Your goal:
Can you quote the records below in full, word for word?

====== Working data ======

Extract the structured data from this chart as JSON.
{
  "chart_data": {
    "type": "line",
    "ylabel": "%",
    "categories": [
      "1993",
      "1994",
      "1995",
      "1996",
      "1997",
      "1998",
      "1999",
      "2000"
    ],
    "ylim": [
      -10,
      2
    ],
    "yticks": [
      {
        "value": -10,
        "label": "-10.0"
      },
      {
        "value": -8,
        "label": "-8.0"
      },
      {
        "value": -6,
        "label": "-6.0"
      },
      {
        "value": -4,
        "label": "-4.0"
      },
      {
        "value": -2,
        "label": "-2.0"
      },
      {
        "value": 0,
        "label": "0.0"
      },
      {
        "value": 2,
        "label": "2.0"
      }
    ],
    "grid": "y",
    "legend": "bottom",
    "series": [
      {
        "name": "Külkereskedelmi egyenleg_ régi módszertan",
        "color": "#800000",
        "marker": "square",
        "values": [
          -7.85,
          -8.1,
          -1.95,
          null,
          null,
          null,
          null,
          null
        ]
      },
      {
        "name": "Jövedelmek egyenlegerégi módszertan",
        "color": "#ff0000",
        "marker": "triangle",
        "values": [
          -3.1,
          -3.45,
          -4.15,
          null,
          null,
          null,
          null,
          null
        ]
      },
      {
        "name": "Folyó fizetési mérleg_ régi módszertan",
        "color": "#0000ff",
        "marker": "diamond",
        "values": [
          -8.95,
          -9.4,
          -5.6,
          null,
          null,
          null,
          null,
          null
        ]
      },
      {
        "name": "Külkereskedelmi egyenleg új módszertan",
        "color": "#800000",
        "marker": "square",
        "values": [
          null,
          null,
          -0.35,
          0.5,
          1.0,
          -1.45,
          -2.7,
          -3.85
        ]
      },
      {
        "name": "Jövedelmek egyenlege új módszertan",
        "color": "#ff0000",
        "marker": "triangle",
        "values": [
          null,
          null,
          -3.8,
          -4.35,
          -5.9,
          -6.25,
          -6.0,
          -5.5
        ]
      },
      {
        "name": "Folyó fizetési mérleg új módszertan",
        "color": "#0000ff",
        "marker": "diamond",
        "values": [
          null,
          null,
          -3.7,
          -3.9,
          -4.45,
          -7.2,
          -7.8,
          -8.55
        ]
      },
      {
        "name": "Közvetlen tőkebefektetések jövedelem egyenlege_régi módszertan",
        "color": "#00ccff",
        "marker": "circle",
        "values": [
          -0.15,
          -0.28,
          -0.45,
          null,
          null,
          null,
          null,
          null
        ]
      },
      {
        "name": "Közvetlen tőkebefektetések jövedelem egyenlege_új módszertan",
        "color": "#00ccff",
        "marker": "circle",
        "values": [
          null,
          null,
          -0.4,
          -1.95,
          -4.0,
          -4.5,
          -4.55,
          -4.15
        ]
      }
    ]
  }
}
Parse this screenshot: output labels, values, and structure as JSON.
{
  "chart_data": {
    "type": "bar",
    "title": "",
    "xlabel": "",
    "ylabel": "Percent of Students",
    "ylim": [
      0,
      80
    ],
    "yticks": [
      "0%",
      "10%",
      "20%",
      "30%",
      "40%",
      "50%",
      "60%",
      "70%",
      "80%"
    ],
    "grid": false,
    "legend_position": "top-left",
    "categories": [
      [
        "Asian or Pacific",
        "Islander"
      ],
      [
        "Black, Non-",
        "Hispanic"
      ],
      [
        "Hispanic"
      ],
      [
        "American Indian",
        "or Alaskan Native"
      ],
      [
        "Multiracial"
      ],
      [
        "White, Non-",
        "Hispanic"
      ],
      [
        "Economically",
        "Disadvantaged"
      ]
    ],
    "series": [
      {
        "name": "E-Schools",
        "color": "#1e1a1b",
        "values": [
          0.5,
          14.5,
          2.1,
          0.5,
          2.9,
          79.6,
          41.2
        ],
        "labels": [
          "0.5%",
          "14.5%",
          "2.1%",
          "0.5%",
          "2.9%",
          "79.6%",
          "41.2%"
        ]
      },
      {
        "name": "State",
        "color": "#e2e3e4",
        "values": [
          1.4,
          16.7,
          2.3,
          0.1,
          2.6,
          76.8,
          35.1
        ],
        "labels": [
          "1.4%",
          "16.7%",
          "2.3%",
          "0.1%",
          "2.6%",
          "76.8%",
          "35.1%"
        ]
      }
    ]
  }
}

======

Solved problem:
Extract the structured data from this chart as JSON.
{
  "chart_data": {
    "type": "line",
    "ylabel": "%",
    "categories": [
      "1993",
      "1994",
      "1995",
      "1996",
      "1997",
      "1998",
      "1999",
      "2000"
    ],
    "ylim": [
      -10,
      2
    ],
    "yticks": [
      {
        "value": -10,
        "label": "-10.0"
      },
      {
        "value": -8,
        "label": "-8.0"
      },
      {
        "value": -6,
        "label": "-6.0"
      },
      {
        "value": -4,
        "label": "-4.0"
      },
      {
        "value": -2,
        "label": "-2.0"
      },
      {
        "value": 0,
        "label": "0.0"
      },
      {
        "value": 2,
        "label": "2.0"
      }
    ],
    "grid": "y",
    "legend": "bottom",
    "series": [
      {
        "name": "Külkereskedelmi egyenleg_ régi módszertan",
        "color": "#800000",
        "marker": "square",
        "values": [
          -7.85,
          -8.1,
          -1.95,
          null,
          null,
          null,
          null,
          null
        ]
      },
      {
        "name": "Jövedelmek egyenlegerégi módszertan",
        "color": "#ff0000",
        "marker": "triangle",
        "values": [
          -3.1,
          -3.45,
          -4.15,
          null,
          null,
          null,
          null,
          null
        ]
      },
      {
        "name": "Folyó fizetési mérleg_ régi módszertan",
        "color": "#0000ff",
        "marker": "diamond",
        "values": [
          -8.95,
          -9.4,
          -5.6,
          null,
          null,
          null,
          null,
          null
        ]
      },
      {
        "name": "Külkereskedelmi egyenleg új módszertan",
        "color": "#800000",
        "marker": "square",
        "values": [
          null,
          null,
          -0.35,
          0.5,
          1.0,
          -1.45,
          -2.7,
          -3.85
        ]
      },
      {
        "name": "Jövedelmek egyenlege új módszertan",
        "color": "#ff0000",
        "marker": "triangle",
        "values": [
          null,
          null,
          -3.8,
          -4.35,
          -5.9,
          -6.25,
          -6.0,
          -5.5
        ]
      },
      {
        "name": "Folyó fizetési mérleg új módszertan",
        "color": "#0000ff",
        "marker": "diamond",
        "values": [
          null,
          null,
          -3.7,
          -3.9,
          -4.45,
          -7.2,
          -7.8,
          -8.55
        ]
      },
      {
        "name": "Közvetlen tőkebefektetések jövedelem egyenlege_régi módszertan",
        "color": "#00ccff",
        "marker": "circle",
        "values": [
          -0.15,
          -0.28,
          -0.45,
          null,
          null,
          null,
          null,
          null
        ]
      },
      {
        "name": "Közvetlen tőkebefektetések jövedelem egyenlege_új módszertan",
        "color": "#00ccff",
        "marker": "circle",
        "values": [
          null,
          null,
          -0.4,
          -1.95,
          -4.0,
          -4.5,
          -4.55,
          -4.15
        ]
      }
    ]
  }
}
Parse this screenshot: output labels, values, and structure as JSON.
{
  "chart_data": {
    "type": "bar",
    "title": "",
    "xlabel": "",
    "ylabel": "Percent of Students",
    "ylim": [
      0,
      80
    ],
    "yticks": [
      "0%",
      "10%",
      "20%",
      "30%",
      "40%",
      "50%",
      "60%",
      "70%",
      "80%"
    ],
    "grid": false,
    "legend_position": "top-left",
    "categories": [
      [
        "Asian or Pacific",
        "Islander"
      ],
      [
        "Black, Non-",
        "Hispanic"
      ],
      [
        "Hispanic"
      ],
      [
        "American Indian",
        "or Alaskan Native"
      ],
      [
        "Multiracial"
      ],
      [
        "White, Non-",
        "Hispanic"
      ],
      [
        "Economically",
        "Disadvantaged"
      ]
    ],
    "series": [
      {
        "name": "E-Schools",
        "color": "#1e1a1b",
        "values": [
          0.5,
          14.5,
          2.1,
          0.5,
          2.9,
          79.6,
          41.2
        ],
        "labels": [
          "0.5%",
          "14.5%",
          "2.1%",
          "0.5%",
          "2.9%",
          "79.6%",
          "41.2%"
        ]
      },
      {
        "name": "State",
        "color": "#e2e3e4",
        "values": [
          1.4,
          16.7,
          2.3,
          0.1,
          2.6,
          76.8,
          35.1
        ],
        "labels": [
          "1.4%",
          "16.7%",
          "2.3%",
          "0.1%",
          "2.6%",
          "76.8%",
          "35.1%"
        ]
      }
    ]
  }
}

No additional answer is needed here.